■ **SOURCE TEXT**

As China’s embattled shadow banking giant Zhongzhi Enterprise Group faces a criminal probe, lawyers and analysts are assessing the damage to investors. One estimate puts that at about US$56 billion (S$74.9 billion).
More than three quarters of investor cash would be lost, with just 100 billion yuan (S$18.7 billion) being recovered from debt of as much as 460 billion yuan, according to one scenario outlined by Mr Ying Yue, a lawyer at Leaqual Law Firm in Shanghai. He expects a slow and drawn-out court process, based on the experience of other cases.
China Vision Capital founder Sun Jianbo said soured assets are typically sold with a 70 per cent discount. That means investors may recoup about 13 per cent of their money, based on Bloomberg calculations.
The authorities over the weekend said they have opened criminal investigations into the money management business of Zhongzhi, days after it warned of severe insolvency and revealed a shortfall of US$36.4 billion in its balance sheet. Investors were urged to report leads and file their complaints online.
The case is a wake-up call for wealthy Chinese investors who have often sought high returns in products sold by loosely regulated firms like Zhongzhi. The company first triggered concern in August after one of its trust affiliates failed to make payments to customers on high-yield investment products.

■ **RECORD EXTRACTS**
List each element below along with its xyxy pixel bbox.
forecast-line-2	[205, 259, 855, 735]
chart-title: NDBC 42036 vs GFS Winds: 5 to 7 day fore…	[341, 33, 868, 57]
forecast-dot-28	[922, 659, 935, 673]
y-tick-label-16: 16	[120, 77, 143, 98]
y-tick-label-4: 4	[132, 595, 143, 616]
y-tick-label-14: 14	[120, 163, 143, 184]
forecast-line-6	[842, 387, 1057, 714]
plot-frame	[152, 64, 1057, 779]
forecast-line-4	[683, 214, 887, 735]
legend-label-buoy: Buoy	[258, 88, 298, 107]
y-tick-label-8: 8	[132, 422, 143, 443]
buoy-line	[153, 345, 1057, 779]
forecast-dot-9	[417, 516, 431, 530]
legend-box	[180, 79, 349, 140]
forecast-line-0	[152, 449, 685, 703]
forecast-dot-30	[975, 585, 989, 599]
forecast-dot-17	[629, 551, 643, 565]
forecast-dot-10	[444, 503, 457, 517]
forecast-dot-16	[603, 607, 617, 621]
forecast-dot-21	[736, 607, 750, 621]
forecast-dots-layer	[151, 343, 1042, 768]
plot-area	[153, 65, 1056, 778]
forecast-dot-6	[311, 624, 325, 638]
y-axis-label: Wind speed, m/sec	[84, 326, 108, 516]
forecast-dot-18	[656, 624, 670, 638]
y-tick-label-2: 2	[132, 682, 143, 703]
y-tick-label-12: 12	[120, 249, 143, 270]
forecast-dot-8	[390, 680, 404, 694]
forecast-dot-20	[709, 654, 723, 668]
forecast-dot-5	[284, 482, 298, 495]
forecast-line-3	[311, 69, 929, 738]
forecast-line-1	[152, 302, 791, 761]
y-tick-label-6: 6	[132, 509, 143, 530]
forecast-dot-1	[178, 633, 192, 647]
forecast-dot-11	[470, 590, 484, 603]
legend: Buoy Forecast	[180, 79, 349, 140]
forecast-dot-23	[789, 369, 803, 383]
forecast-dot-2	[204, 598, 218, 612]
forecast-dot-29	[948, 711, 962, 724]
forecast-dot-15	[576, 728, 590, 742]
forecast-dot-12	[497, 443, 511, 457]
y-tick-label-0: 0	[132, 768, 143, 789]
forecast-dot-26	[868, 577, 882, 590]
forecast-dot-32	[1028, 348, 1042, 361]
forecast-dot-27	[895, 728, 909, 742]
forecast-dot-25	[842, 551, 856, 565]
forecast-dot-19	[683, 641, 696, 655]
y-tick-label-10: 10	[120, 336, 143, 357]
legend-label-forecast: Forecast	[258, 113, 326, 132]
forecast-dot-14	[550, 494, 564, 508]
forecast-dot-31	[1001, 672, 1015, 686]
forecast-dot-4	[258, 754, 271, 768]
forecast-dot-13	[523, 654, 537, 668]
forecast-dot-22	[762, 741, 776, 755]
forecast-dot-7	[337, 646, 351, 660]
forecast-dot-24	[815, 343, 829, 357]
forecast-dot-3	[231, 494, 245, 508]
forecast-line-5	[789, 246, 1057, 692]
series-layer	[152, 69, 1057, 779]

■ **THINGS TO DO**
**1)** Rewrite the part of the Zhongzhi article that opens with the words containing "China Vision Capital" and closes with "their complaints online.", renaming "soured assets" as "distressed assets" throughout.
**2)** Carry the Zhongzhi article forward from its last sentence.

■ **ANSWERS TO EACH TASK**
**1)**
China Vision Capital founder Sun Jianbo said distressed assets are typically sold with a 70 per cent discount. That means investors may recoup about 13 per cent of their money, based on Bloomberg calculations.
The authorities over the weekend said they have opened criminal investigations into the money management business of Zhongzhi, days after it warned of severe insolvency and revealed a shortfall of US$36.4 billion in its balance sheet. Investors were urged to report leads and file their complaints online.

**2)**
Zhongzhi’s 200 billion yuan of assets would at best fetch about 100 billion yuan, Mr Ying said in a social media post on Nov 25. That means investors could only get about 23 per cent of their money back, based on the median of some 420 billion yuan to 460 billion yuan total debt Zhongzhi earlier revealed.
The actual ratio could be much lower. The wealth manager said last week liquidity has dried up and the recoverable amount from asset disposals is expected to be low.
Mr Ying noted investment recovery ratios in similar cases are well below 23 per cent. A criminal case that involves about 30 billion yuan is still awaiting a second trial ruling more than four years since the scandal broke out, he added, expecting legal proceedings of Zhongzhi to be much slower given its debt size.
Shadow banks like Zhongzhi often pool household savings to offer loans and invest in real estate, stocks, bonds and commodities. In recent years, even as rival trusts pared risks, Zhongzhi and its affiliates, especially Zhongrong International Trust, extended financing to troubled developers and snapped up assets from companies including China Evergrande Group.
Founded in 1995, Beijing-based Zhongzhi has expanded into a sprawling empire that had more than 1 trillion yuan in assets at its peak.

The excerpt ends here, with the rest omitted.